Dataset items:
####################

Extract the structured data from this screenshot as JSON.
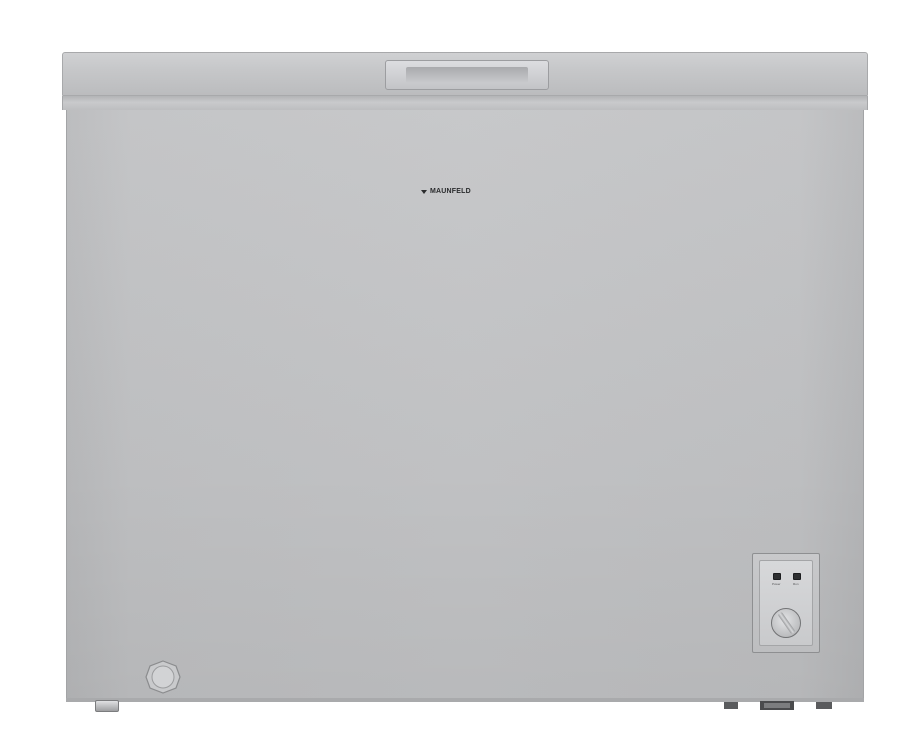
{
  "brand": {
    "logo_text": "MAUNFELD"
  },
  "control_panel": {
    "indicators": [
      "Power",
      "Run"
    ],
    "thermostat_knob": "thermostat-knob"
  },
  "colors": {
    "body": "#c4c5c7",
    "lid": "#c6c7c9",
    "background": "#ffffff"
  },
  "icons": {
    "logo": "maunfeld-logo-icon",
    "drain": "drain-plug-icon"
  }
}
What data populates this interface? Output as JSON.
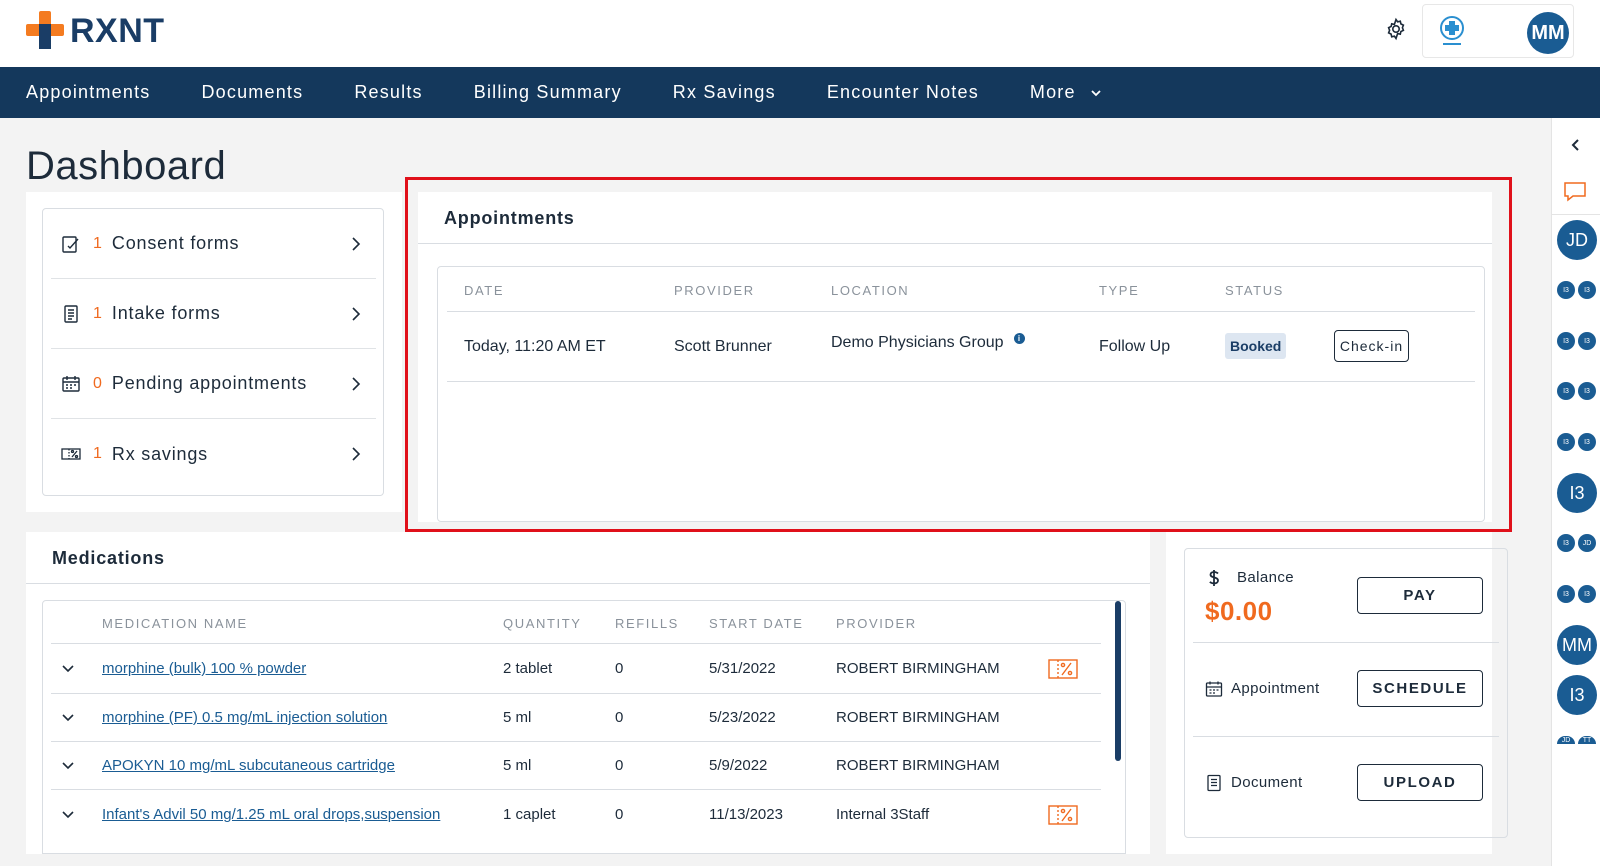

####################

WHAT TO DO: Reproduce each entry precisely, dropping only the pictures.

TASK RESULT:
Extract the structured data from this screenshot as JSON.
{
  "brand": {
    "logo_text": "MAUNFELD"
  },
  "control_panel": {
    "indicators": [
      "Power",
      "Run"
    ],
    "thermostat_knob": "thermostat-knob"
  },
  "colors": {
    "body": "#c4c5c7",
    "lid": "#c6c7c9",
    "background": "#ffffff"
  },
  "icons": {
    "logo": "maunfeld-logo-icon",
    "drain": "drain-plug-icon"
  }
}
What data populates this interface? Output as JSON.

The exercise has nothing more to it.